Word for word, transcribe the lines below and drop the pictures.

### Stored data
* * * * * * * * *

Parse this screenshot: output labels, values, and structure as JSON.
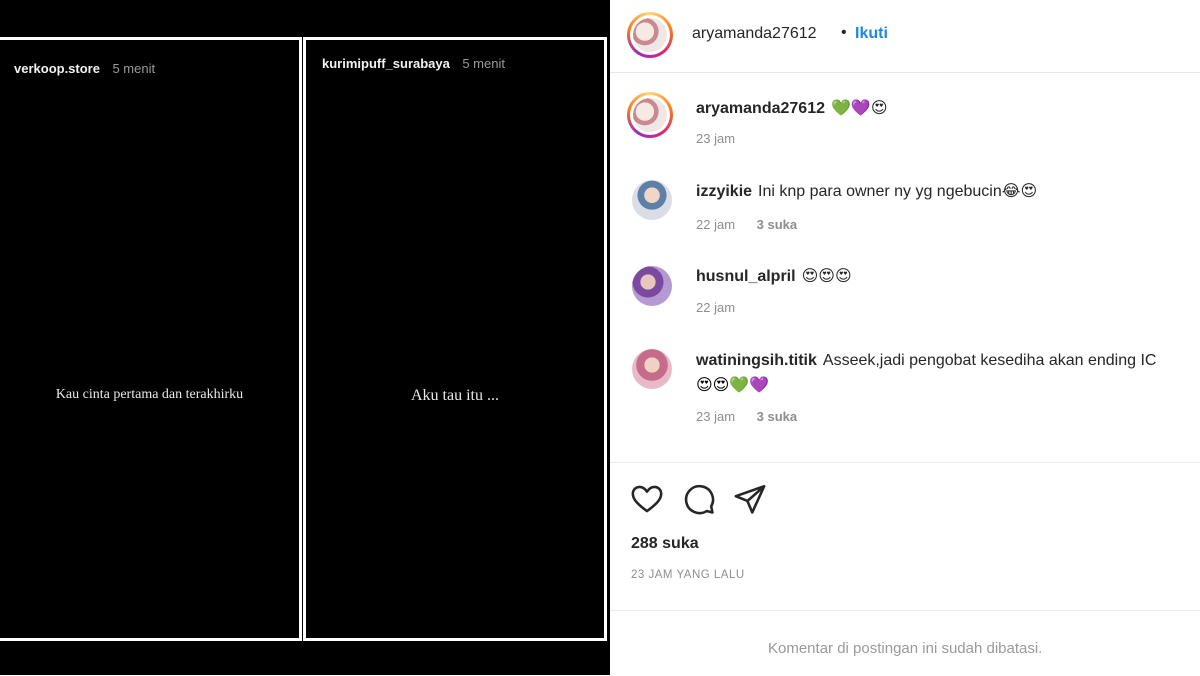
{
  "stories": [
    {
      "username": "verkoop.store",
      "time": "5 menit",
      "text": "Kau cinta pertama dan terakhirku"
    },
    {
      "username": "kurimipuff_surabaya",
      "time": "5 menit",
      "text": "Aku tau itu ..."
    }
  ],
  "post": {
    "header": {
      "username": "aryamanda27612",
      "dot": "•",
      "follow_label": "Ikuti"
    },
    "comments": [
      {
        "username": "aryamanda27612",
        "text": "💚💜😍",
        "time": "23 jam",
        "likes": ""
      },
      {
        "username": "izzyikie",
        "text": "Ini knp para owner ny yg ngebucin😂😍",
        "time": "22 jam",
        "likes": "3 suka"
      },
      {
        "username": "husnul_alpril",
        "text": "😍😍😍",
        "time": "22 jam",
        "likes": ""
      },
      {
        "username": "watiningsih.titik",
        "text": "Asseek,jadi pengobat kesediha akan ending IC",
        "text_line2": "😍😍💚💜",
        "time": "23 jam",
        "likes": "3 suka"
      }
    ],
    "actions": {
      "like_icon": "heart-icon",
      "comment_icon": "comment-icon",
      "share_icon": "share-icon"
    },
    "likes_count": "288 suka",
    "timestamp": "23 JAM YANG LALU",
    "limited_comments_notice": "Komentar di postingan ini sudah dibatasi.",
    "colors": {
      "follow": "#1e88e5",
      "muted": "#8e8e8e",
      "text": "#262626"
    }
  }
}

* * * * * * * * *

### Output
Parse this screenshot: output labels, values, and structure as JSON.
{
  "stories": [
    {
      "username": "verkoop.store",
      "time": "5 menit",
      "text": "Kau cinta pertama dan terakhirku"
    },
    {
      "username": "kurimipuff_surabaya",
      "time": "5 menit",
      "text": "Aku tau itu ..."
    }
  ],
  "post": {
    "header": {
      "username": "aryamanda27612",
      "dot": "•",
      "follow_label": "Ikuti"
    },
    "comments": [
      {
        "username": "aryamanda27612",
        "text": "💚💜😍",
        "time": "23 jam",
        "likes": ""
      },
      {
        "username": "izzyikie",
        "text": "Ini knp para owner ny yg ngebucin😂😍",
        "time": "22 jam",
        "likes": "3 suka"
      },
      {
        "username": "husnul_alpril",
        "text": "😍😍😍",
        "time": "22 jam",
        "likes": ""
      },
      {
        "username": "watiningsih.titik",
        "text": "Asseek,jadi pengobat kesediha akan ending IC",
        "text_line2": "😍😍💚💜",
        "time": "23 jam",
        "likes": "3 suka"
      }
    ],
    "actions": {
      "like_icon": "heart-icon",
      "comment_icon": "comment-icon",
      "share_icon": "share-icon"
    },
    "likes_count": "288 suka",
    "timestamp": "23 JAM YANG LALU",
    "limited_comments_notice": "Komentar di postingan ini sudah dibatasi.",
    "colors": {
      "follow": "#1e88e5",
      "muted": "#8e8e8e",
      "text": "#262626"
    }
  }
}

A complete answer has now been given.